Reproduce the data below in full and exclude every picture.

--- Begin GIVEN RECORDS ---

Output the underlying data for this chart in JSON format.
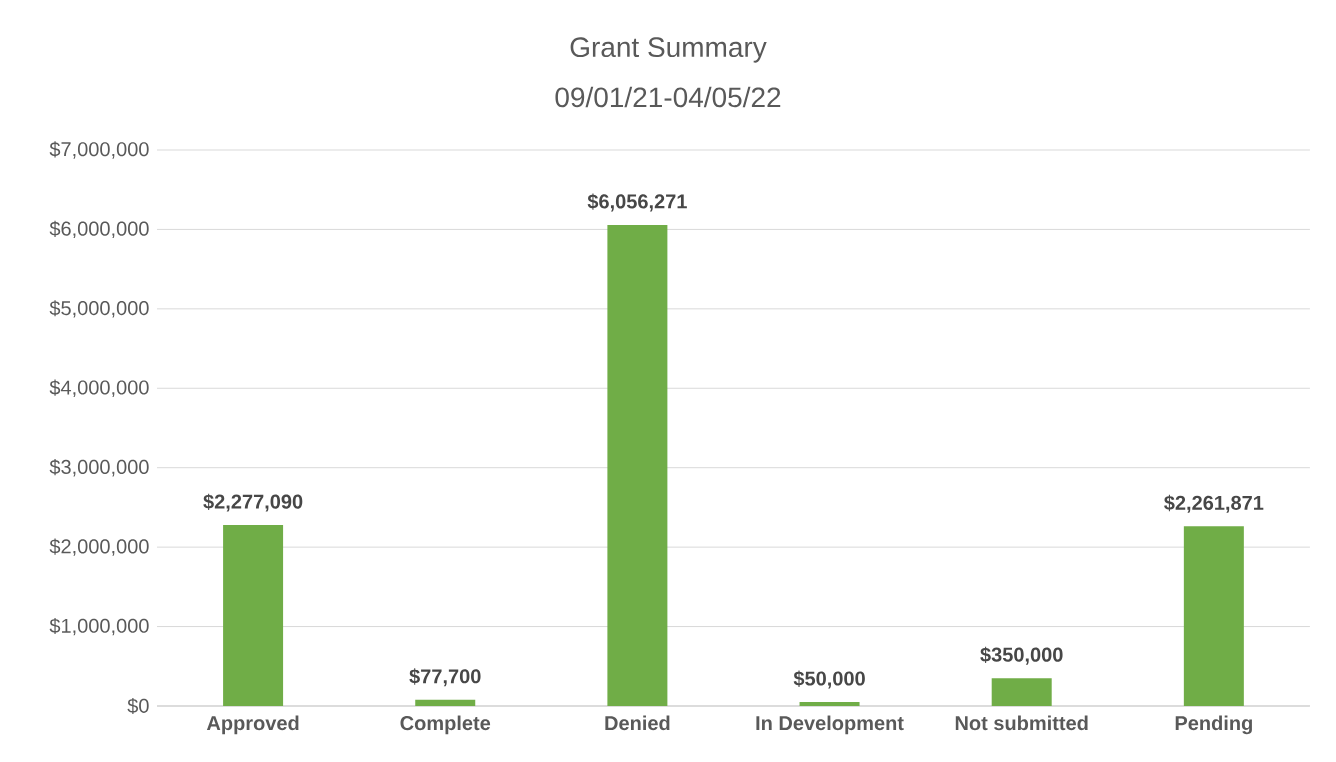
{
  "chart_data": {
    "type": "bar",
    "title": "Grant Summary",
    "subtitle": "09/01/21-04/05/22",
    "categories": [
      "Approved",
      "Complete",
      "Denied",
      "In Development",
      "Not submitted",
      "Pending"
    ],
    "values": [
      2277090,
      77700,
      6056271,
      50000,
      350000,
      2261871
    ],
    "value_labels": [
      "$2,277,090",
      "$77,700",
      "$6,056,271",
      "$50,000",
      "$350,000",
      "$2,261,871"
    ],
    "color": "#70ad47",
    "ylim": [
      0,
      7000000
    ],
    "yticks": [
      {
        "value": 0,
        "label": "$0"
      },
      {
        "value": 1000000,
        "label": "$1,000,000"
      },
      {
        "value": 2000000,
        "label": "$2,000,000"
      },
      {
        "value": 3000000,
        "label": "$3,000,000"
      },
      {
        "value": 4000000,
        "label": "$4,000,000"
      },
      {
        "value": 5000000,
        "label": "$5,000,000"
      },
      {
        "value": 6000000,
        "label": "$6,000,000"
      },
      {
        "value": 7000000,
        "label": "$7,000,000"
      }
    ],
    "grid": "y"
  }
}
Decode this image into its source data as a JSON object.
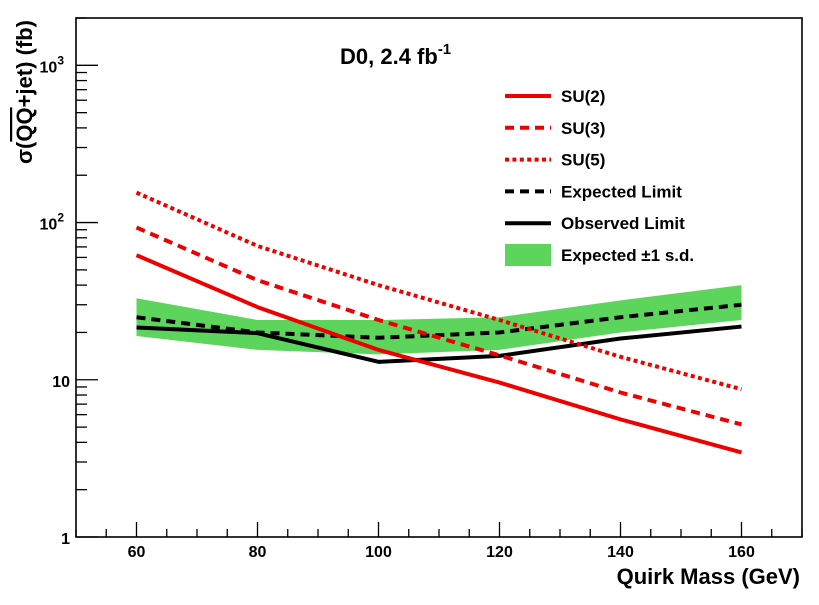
{
  "chart_data": {
    "type": "line",
    "xlabel": "Quirk Mass (GeV)",
    "ylabel": {
      "prefix": "σ(",
      "overlined": "QQ",
      "suffix": "+jet) (fb)"
    },
    "experiment_label": {
      "text": "D0, 2.4 fb",
      "superscript": "-1"
    },
    "xlim": [
      50,
      170
    ],
    "ylim": [
      1,
      2000
    ],
    "y_scale": "log",
    "x_ticks": [
      {
        "value": 60,
        "label": "60"
      },
      {
        "value": 80,
        "label": "80"
      },
      {
        "value": 100,
        "label": "100"
      },
      {
        "value": 120,
        "label": "120"
      },
      {
        "value": 140,
        "label": "140"
      },
      {
        "value": 160,
        "label": "160"
      }
    ],
    "y_ticks": [
      {
        "value": 1,
        "label": "1"
      },
      {
        "value": 10,
        "label": "10"
      },
      {
        "value": 100,
        "label": "10",
        "exponent": "2"
      },
      {
        "value": 1000,
        "label": "10",
        "exponent": "3"
      }
    ],
    "grid": false,
    "legend_position": "top-right",
    "x": [
      60,
      80,
      100,
      120,
      140,
      160
    ],
    "series": [
      {
        "name": "SU(2)",
        "style": "solid",
        "color": "#ee0000",
        "values": [
          62,
          29,
          15.5,
          9.6,
          5.6,
          3.45
        ]
      },
      {
        "name": "SU(3)",
        "style": "dashed",
        "color": "#ee0000",
        "values": [
          93,
          43,
          24,
          14.3,
          8.3,
          5.2
        ]
      },
      {
        "name": "SU(5)",
        "style": "dotted",
        "color": "#ee0000",
        "values": [
          155,
          71,
          40,
          24,
          14,
          8.7
        ]
      },
      {
        "name": "Expected Limit",
        "style": "dashed",
        "color": "#000000",
        "values": [
          25,
          20,
          18.5,
          20,
          25,
          30
        ]
      },
      {
        "name": "Observed Limit",
        "style": "solid",
        "color": "#000000",
        "values": [
          21.5,
          19.8,
          13,
          14.2,
          18.3,
          21.8
        ]
      }
    ],
    "band": {
      "name": "Expected ±1 s.d.",
      "color": "#5dd55d",
      "lower": [
        19,
        15.5,
        14.5,
        15.5,
        20,
        24
      ],
      "upper": [
        33,
        24,
        24,
        25,
        32,
        40
      ]
    }
  }
}
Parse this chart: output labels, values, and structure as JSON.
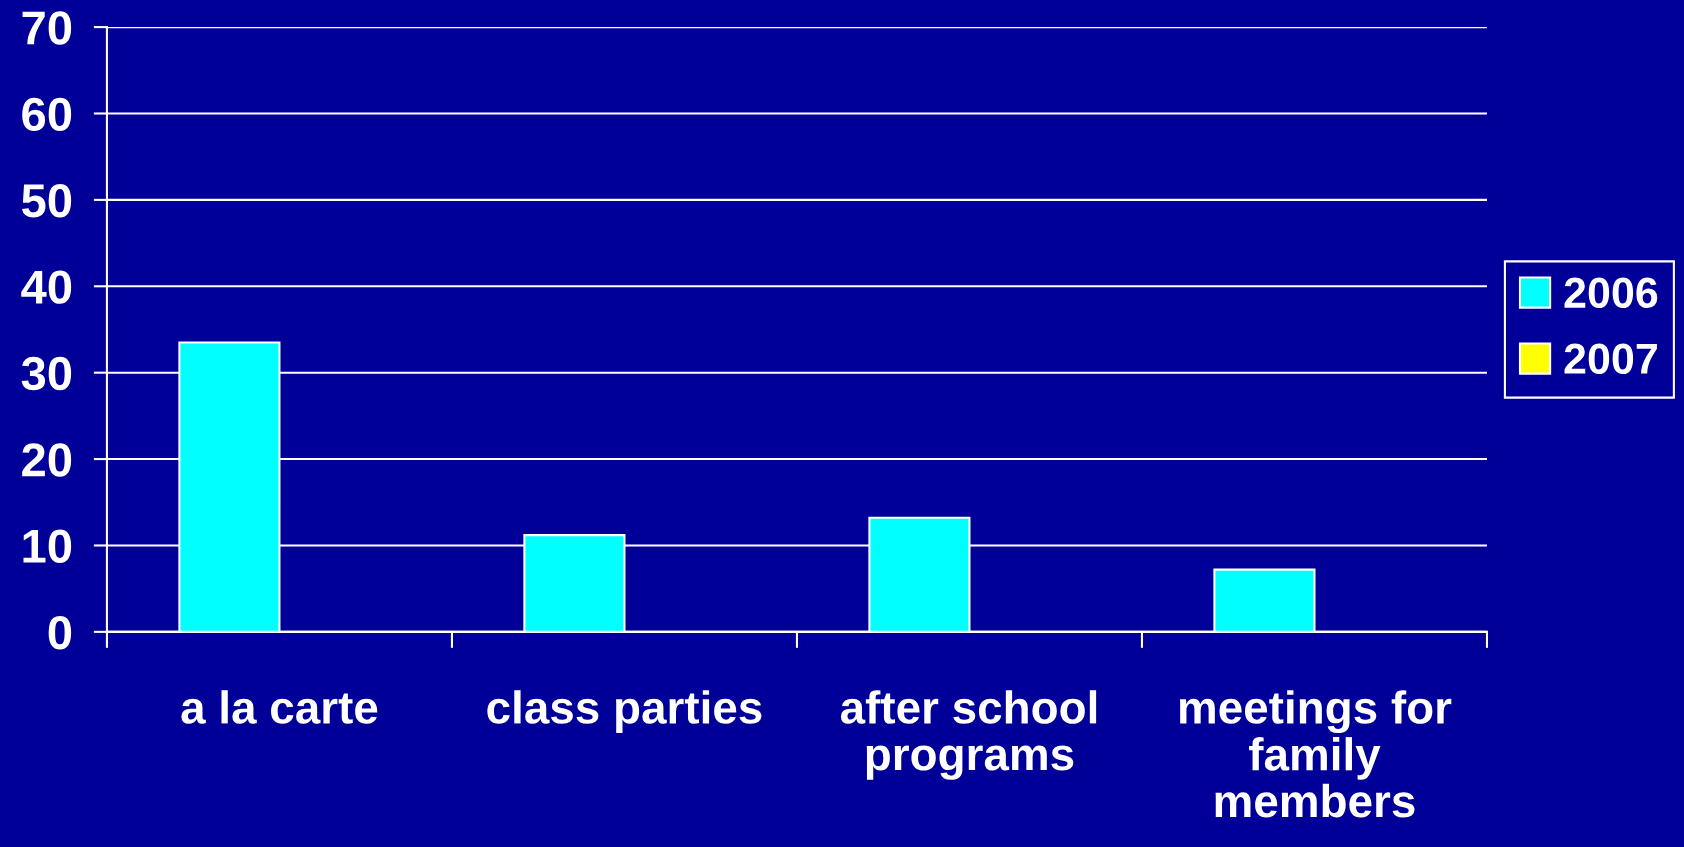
{
  "chart_data": {
    "type": "bar",
    "categories": [
      "a la carte",
      "class parties",
      "after school\nprograms",
      "meetings for\nfamily\nmembers"
    ],
    "series": [
      {
        "name": "2006",
        "color": "#00ffff",
        "values": [
          33.5,
          11.2,
          13.2,
          7.2
        ]
      },
      {
        "name": "2007",
        "color": "#ffff00",
        "values": [
          null,
          null,
          null,
          null
        ]
      }
    ],
    "ylim": [
      0,
      70
    ],
    "yticks": [
      0,
      10,
      20,
      30,
      40,
      50,
      60,
      70
    ],
    "grid": "y",
    "legend": "right"
  }
}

--- End GIVEN RECORDS ---

ANSWER TO THIS PROBLEM →
Output the underlying data for this chart in JSON format.
{
  "chart_data": {
    "type": "bar",
    "title": "Grant Summary",
    "subtitle": "09/01/21-04/05/22",
    "categories": [
      "Approved",
      "Complete",
      "Denied",
      "In Development",
      "Not submitted",
      "Pending"
    ],
    "values": [
      2277090,
      77700,
      6056271,
      50000,
      350000,
      2261871
    ],
    "value_labels": [
      "$2,277,090",
      "$77,700",
      "$6,056,271",
      "$50,000",
      "$350,000",
      "$2,261,871"
    ],
    "color": "#70ad47",
    "ylim": [
      0,
      7000000
    ],
    "yticks": [
      {
        "value": 0,
        "label": "$0"
      },
      {
        "value": 1000000,
        "label": "$1,000,000"
      },
      {
        "value": 2000000,
        "label": "$2,000,000"
      },
      {
        "value": 3000000,
        "label": "$3,000,000"
      },
      {
        "value": 4000000,
        "label": "$4,000,000"
      },
      {
        "value": 5000000,
        "label": "$5,000,000"
      },
      {
        "value": 6000000,
        "label": "$6,000,000"
      },
      {
        "value": 7000000,
        "label": "$7,000,000"
      }
    ],
    "grid": "y"
  }
}
Decode this image into its source data as a JSON object.
{
  "chart_data": {
    "type": "line",
    "xlabel": "Quirk Mass (GeV)",
    "ylabel": {
      "prefix": "σ(",
      "overlined": "QQ",
      "suffix": "+jet) (fb)"
    },
    "experiment_label": {
      "text": "D0, 2.4 fb",
      "superscript": "-1"
    },
    "xlim": [
      50,
      170
    ],
    "ylim": [
      1,
      2000
    ],
    "y_scale": "log",
    "x_ticks": [
      {
        "value": 60,
        "label": "60"
      },
      {
        "value": 80,
        "label": "80"
      },
      {
        "value": 100,
        "label": "100"
      },
      {
        "value": 120,
        "label": "120"
      },
      {
        "value": 140,
        "label": "140"
      },
      {
        "value": 160,
        "label": "160"
      }
    ],
    "y_ticks": [
      {
        "value": 1,
        "label": "1"
      },
      {
        "value": 10,
        "label": "10"
      },
      {
        "value": 100,
        "label": "10",
        "exponent": "2"
      },
      {
        "value": 1000,
        "label": "10",
        "exponent": "3"
      }
    ],
    "grid": false,
    "legend_position": "top-right",
    "x": [
      60,
      80,
      100,
      120,
      140,
      160
    ],
    "series": [
      {
        "name": "SU(2)",
        "style": "solid",
        "color": "#ee0000",
        "values": [
          62,
          29,
          15.5,
          9.6,
          5.6,
          3.45
        ]
      },
      {
        "name": "SU(3)",
        "style": "dashed",
        "color": "#ee0000",
        "values": [
          93,
          43,
          24,
          14.3,
          8.3,
          5.2
        ]
      },
      {
        "name": "SU(5)",
        "style": "dotted",
        "color": "#ee0000",
        "values": [
          155,
          71,
          40,
          24,
          14,
          8.7
        ]
      },
      {
        "name": "Expected Limit",
        "style": "dashed",
        "color": "#000000",
        "values": [
          25,
          20,
          18.5,
          20,
          25,
          30
        ]
      },
      {
        "name": "Observed Limit",
        "style": "solid",
        "color": "#000000",
        "values": [
          21.5,
          19.8,
          13,
          14.2,
          18.3,
          21.8
        ]
      }
    ],
    "band": {
      "name": "Expected ±1 s.d.",
      "color": "#5dd55d",
      "lower": [
        19,
        15.5,
        14.5,
        15.5,
        20,
        24
      ],
      "upper": [
        33,
        24,
        24,
        25,
        32,
        40
      ]
    }
  }
}
Parse this chart: output labels, values, and structure as JSON.
{
  "chart_data": {
    "type": "bar",
    "categories": [
      "a la carte",
      "class parties",
      "after school\nprograms",
      "meetings for\nfamily\nmembers"
    ],
    "series": [
      {
        "name": "2006",
        "color": "#00ffff",
        "values": [
          33.5,
          11.2,
          13.2,
          7.2
        ]
      },
      {
        "name": "2007",
        "color": "#ffff00",
        "values": [
          null,
          null,
          null,
          null
        ]
      }
    ],
    "ylim": [
      0,
      70
    ],
    "yticks": [
      0,
      10,
      20,
      30,
      40,
      50,
      60,
      70
    ],
    "grid": "y",
    "legend": "right"
  }
}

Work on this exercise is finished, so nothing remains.